# Problem:
Give every line back verbatim, dropping all images.

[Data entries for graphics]
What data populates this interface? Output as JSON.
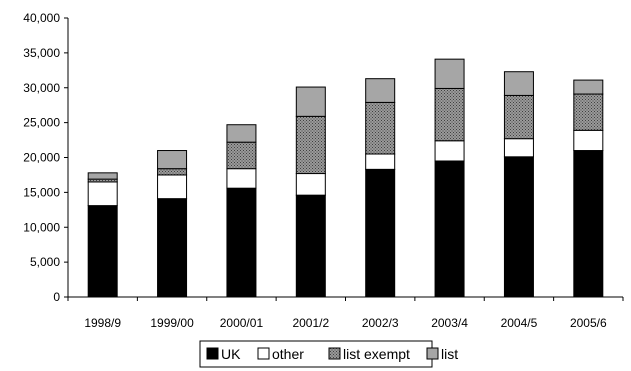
{
  "chart_data": {
    "type": "bar",
    "stacked": true,
    "categories": [
      "1998/9",
      "1999/00",
      "2000/01",
      "2001/2",
      "2002/3",
      "2003/4",
      "2004/5",
      "2005/6"
    ],
    "series": [
      {
        "name": "UK",
        "color": "#000000",
        "pattern": "solid",
        "values": [
          13100,
          14100,
          15600,
          14600,
          18300,
          19500,
          20100,
          21000
        ]
      },
      {
        "name": "other",
        "color": "#ffffff",
        "pattern": "solid",
        "values": [
          3400,
          3400,
          2800,
          3100,
          2200,
          2900,
          2600,
          2900
        ]
      },
      {
        "name": "list exempt",
        "color": "#808080",
        "pattern": "dots",
        "values": [
          400,
          900,
          3800,
          8200,
          7400,
          7500,
          6200,
          5200
        ]
      },
      {
        "name": "list",
        "color": "#a6a6a6",
        "pattern": "solid",
        "values": [
          900,
          2600,
          2500,
          4200,
          3400,
          4200,
          3400,
          2000
        ]
      }
    ],
    "ylim": [
      0,
      40000
    ],
    "yticks": [
      0,
      5000,
      10000,
      15000,
      20000,
      25000,
      30000,
      35000,
      40000
    ],
    "ytick_labels": [
      "0",
      "5,000",
      "10,000",
      "15,000",
      "20,000",
      "25,000",
      "30,000",
      "35,000",
      "40,000"
    ],
    "grid": false,
    "legend_position": "bottom"
  }
}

# Result for this exercise:
What data populates this interface? Output as JSON.
{
  "chart_data": {
    "type": "bar",
    "stacked": true,
    "categories": [
      "1998/9",
      "1999/00",
      "2000/01",
      "2001/2",
      "2002/3",
      "2003/4",
      "2004/5",
      "2005/6"
    ],
    "series": [
      {
        "name": "UK",
        "color": "#000000",
        "pattern": "solid",
        "values": [
          13100,
          14100,
          15600,
          14600,
          18300,
          19500,
          20100,
          21000
        ]
      },
      {
        "name": "other",
        "color": "#ffffff",
        "pattern": "solid",
        "values": [
          3400,
          3400,
          2800,
          3100,
          2200,
          2900,
          2600,
          2900
        ]
      },
      {
        "name": "list exempt",
        "color": "#808080",
        "pattern": "dots",
        "values": [
          400,
          900,
          3800,
          8200,
          7400,
          7500,
          6200,
          5200
        ]
      },
      {
        "name": "list",
        "color": "#a6a6a6",
        "pattern": "solid",
        "values": [
          900,
          2600,
          2500,
          4200,
          3400,
          4200,
          3400,
          2000
        ]
      }
    ],
    "ylim": [
      0,
      40000
    ],
    "yticks": [
      0,
      5000,
      10000,
      15000,
      20000,
      25000,
      30000,
      35000,
      40000
    ],
    "ytick_labels": [
      "0",
      "5,000",
      "10,000",
      "15,000",
      "20,000",
      "25,000",
      "30,000",
      "35,000",
      "40,000"
    ],
    "grid": false,
    "legend_position": "bottom"
  }
}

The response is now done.